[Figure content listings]
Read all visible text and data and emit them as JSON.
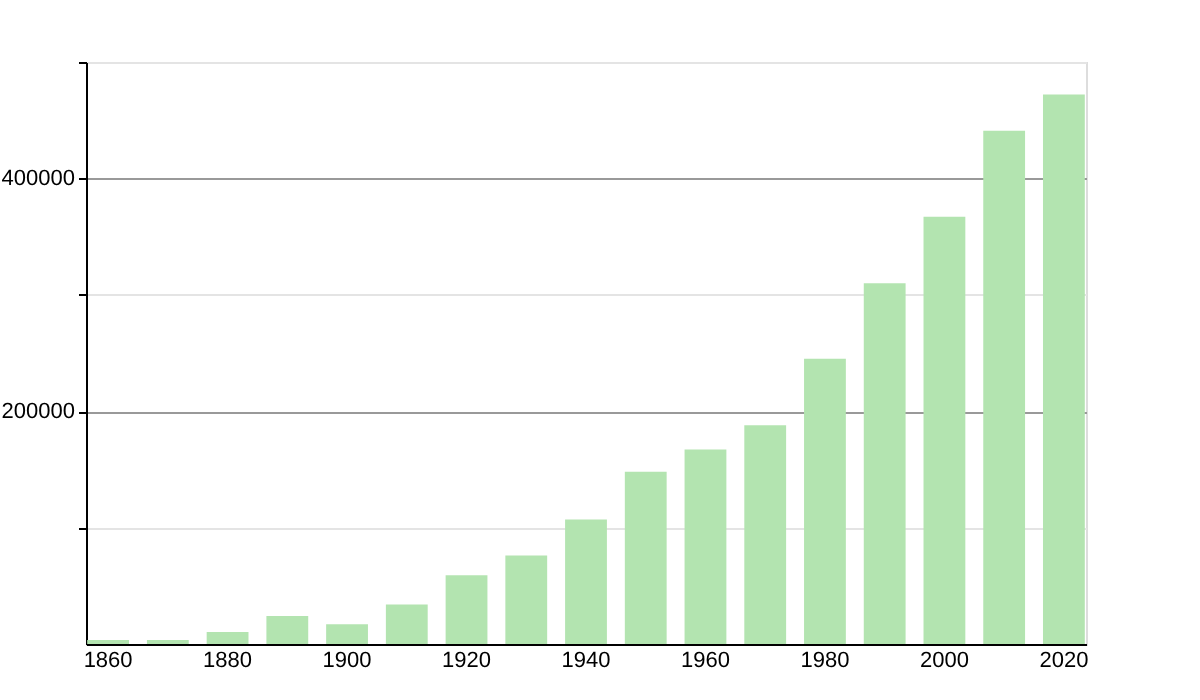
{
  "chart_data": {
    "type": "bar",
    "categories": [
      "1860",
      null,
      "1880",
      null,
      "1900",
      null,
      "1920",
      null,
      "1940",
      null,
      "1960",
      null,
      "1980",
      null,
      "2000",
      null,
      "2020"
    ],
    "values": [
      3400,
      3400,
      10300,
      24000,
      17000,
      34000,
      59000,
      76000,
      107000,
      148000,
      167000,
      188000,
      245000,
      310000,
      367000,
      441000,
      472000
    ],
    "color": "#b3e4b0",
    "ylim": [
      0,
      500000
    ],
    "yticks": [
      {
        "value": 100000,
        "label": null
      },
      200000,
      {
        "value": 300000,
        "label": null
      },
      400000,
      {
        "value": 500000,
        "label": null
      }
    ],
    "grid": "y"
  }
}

INSTRUCTIONS FOR THE TASK:
Without the pictures, restate all the entries above exactly.

RESPONSE:
Read all visible text and data and emit them as JSON.
{
  "chart_data": {
    "type": "bar",
    "categories": [
      "1860",
      null,
      "1880",
      null,
      "1900",
      null,
      "1920",
      null,
      "1940",
      null,
      "1960",
      null,
      "1980",
      null,
      "2000",
      null,
      "2020"
    ],
    "values": [
      3400,
      3400,
      10300,
      24000,
      17000,
      34000,
      59000,
      76000,
      107000,
      148000,
      167000,
      188000,
      245000,
      310000,
      367000,
      441000,
      472000
    ],
    "color": "#b3e4b0",
    "ylim": [
      0,
      500000
    ],
    "yticks": [
      {
        "value": 100000,
        "label": null
      },
      200000,
      {
        "value": 300000,
        "label": null
      },
      400000,
      {
        "value": 500000,
        "label": null
      }
    ],
    "grid": "y"
  }
}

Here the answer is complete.